What the task requires: From the entries that follow, list every line in which the string "มาซาย" appears.

Saved entries:

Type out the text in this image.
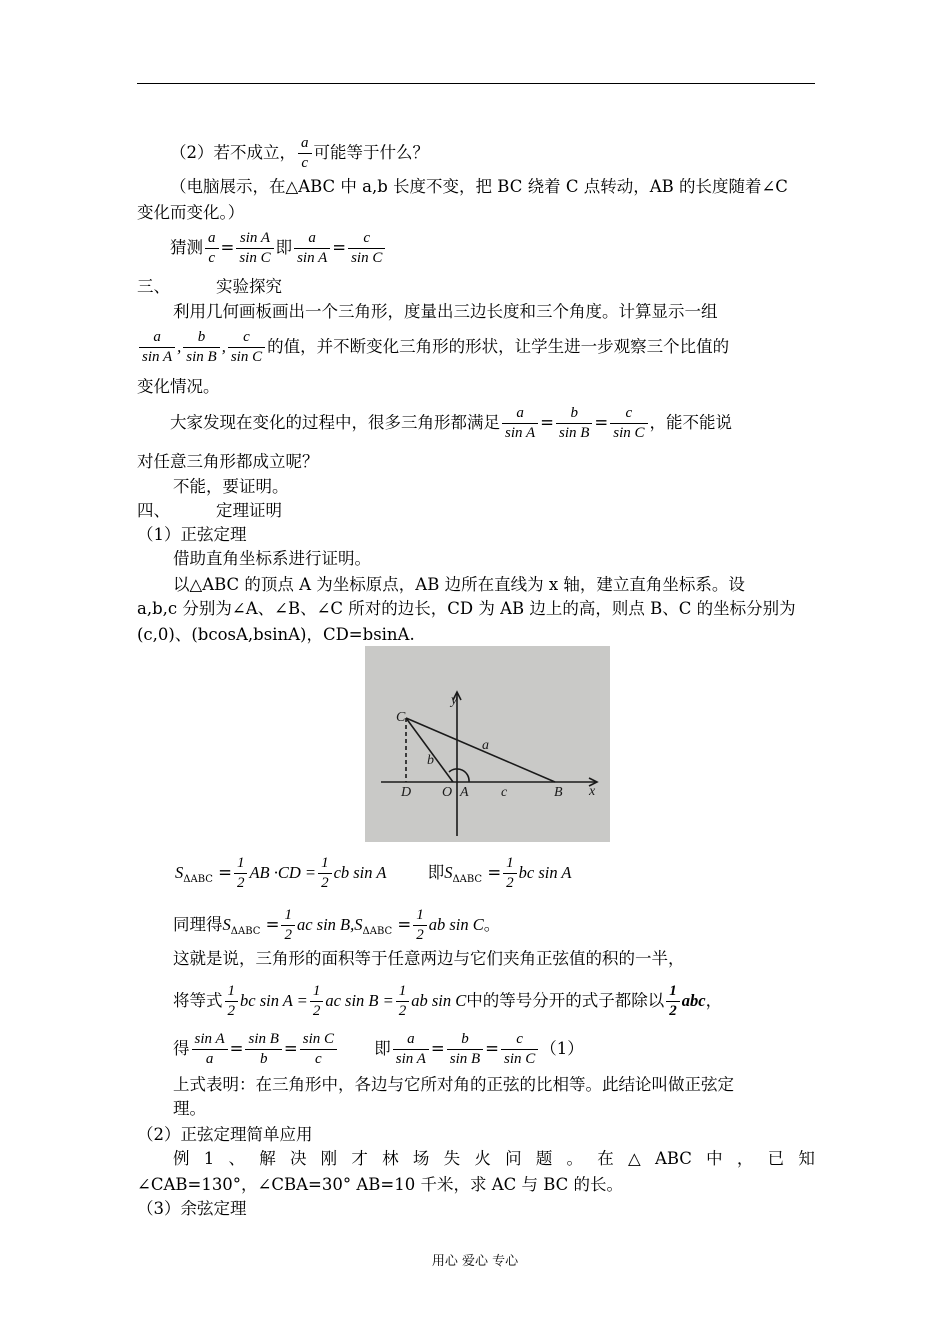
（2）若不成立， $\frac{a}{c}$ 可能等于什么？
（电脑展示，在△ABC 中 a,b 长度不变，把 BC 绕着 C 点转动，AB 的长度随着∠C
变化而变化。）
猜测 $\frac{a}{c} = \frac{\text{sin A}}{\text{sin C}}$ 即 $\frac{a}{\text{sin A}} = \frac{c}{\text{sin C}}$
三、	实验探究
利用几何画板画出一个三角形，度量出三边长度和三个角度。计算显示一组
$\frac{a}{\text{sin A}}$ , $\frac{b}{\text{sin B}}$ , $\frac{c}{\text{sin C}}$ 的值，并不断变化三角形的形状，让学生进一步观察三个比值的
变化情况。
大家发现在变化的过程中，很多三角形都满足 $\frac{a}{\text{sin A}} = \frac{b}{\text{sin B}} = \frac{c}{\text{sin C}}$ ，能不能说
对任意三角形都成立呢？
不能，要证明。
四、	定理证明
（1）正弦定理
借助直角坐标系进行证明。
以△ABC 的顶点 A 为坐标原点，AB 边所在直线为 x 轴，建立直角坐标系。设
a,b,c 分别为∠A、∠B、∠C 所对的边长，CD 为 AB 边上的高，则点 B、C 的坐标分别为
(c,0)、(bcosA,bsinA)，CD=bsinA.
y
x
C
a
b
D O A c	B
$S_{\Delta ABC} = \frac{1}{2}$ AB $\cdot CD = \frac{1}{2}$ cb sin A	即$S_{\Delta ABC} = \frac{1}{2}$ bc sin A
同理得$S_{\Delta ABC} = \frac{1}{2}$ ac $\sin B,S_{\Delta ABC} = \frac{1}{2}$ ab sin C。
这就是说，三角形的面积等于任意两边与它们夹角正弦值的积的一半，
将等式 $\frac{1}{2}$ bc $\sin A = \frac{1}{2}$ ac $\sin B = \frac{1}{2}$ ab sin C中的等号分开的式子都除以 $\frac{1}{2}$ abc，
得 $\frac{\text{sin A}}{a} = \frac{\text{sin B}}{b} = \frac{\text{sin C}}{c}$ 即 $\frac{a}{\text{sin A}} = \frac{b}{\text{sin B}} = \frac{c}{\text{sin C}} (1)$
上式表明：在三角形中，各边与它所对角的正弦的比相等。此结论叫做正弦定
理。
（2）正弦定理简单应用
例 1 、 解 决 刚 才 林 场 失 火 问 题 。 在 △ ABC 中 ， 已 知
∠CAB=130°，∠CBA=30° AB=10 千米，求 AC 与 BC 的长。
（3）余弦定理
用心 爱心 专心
==
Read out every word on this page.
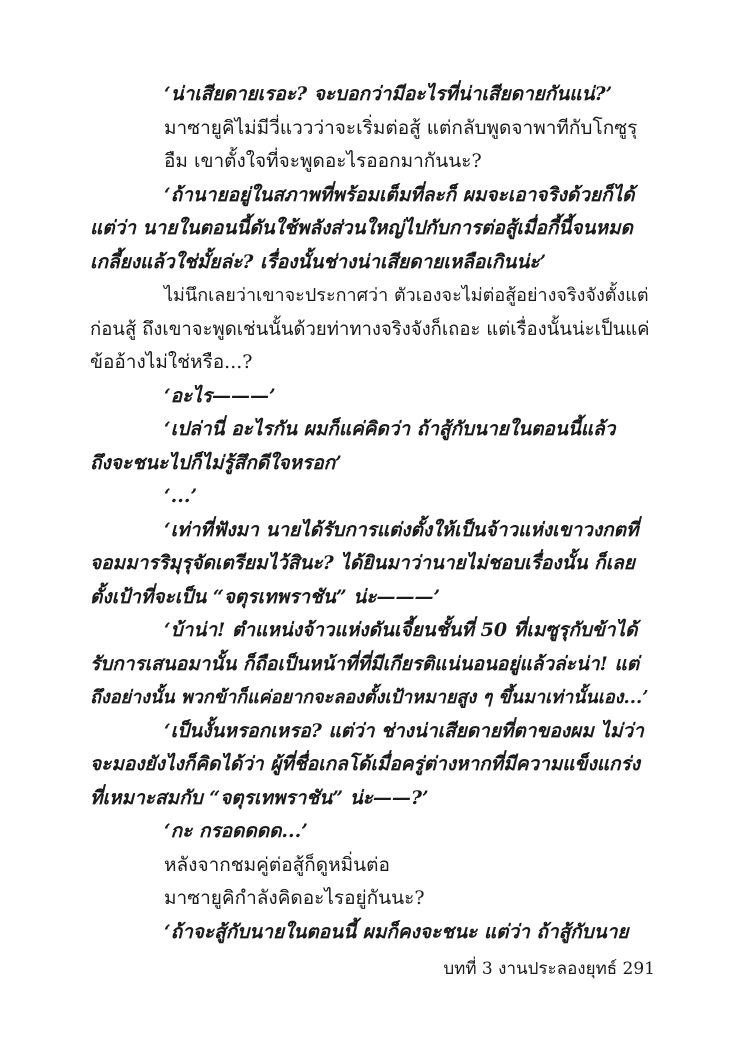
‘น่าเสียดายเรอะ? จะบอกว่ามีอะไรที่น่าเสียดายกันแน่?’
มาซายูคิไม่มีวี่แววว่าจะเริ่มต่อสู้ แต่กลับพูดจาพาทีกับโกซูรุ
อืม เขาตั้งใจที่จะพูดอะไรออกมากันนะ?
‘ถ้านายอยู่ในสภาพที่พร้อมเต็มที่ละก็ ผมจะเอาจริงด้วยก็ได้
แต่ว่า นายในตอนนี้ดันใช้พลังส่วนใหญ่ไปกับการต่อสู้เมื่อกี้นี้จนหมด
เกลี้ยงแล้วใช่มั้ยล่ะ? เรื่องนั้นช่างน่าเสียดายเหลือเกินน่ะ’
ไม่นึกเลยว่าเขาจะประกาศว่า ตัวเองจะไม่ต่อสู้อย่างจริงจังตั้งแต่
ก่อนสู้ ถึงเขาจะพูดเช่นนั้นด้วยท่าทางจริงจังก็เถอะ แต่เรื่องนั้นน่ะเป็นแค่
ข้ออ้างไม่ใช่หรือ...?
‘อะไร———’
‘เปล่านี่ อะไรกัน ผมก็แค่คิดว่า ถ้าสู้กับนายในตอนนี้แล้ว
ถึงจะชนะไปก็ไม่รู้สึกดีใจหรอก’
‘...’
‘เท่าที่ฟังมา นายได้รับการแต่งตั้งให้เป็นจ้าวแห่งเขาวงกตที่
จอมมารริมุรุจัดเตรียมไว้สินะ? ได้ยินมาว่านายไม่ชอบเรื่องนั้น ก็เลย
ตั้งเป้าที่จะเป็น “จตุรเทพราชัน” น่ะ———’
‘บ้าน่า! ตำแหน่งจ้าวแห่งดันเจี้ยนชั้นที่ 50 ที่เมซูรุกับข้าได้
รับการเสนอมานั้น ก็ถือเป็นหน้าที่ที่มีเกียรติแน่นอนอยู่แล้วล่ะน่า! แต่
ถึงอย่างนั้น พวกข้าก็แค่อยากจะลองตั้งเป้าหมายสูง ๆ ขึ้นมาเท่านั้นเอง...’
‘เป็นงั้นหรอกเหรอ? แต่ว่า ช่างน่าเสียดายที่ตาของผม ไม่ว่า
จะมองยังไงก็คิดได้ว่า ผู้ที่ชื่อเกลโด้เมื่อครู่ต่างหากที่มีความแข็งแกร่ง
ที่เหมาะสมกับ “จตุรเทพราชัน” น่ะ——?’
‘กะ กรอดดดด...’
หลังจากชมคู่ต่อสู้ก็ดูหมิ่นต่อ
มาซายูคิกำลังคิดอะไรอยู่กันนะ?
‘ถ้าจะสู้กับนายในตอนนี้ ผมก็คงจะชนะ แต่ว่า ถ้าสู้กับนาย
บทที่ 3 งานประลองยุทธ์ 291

Complete response:
มาซายูคิไม่มีวี่แววว่าจะเริ่มต่อสู้ แต่กลับพูดจาพาทีกับโกซูรุ
มาซายูคิกำลังคิดอะไรอยู่กันนะ?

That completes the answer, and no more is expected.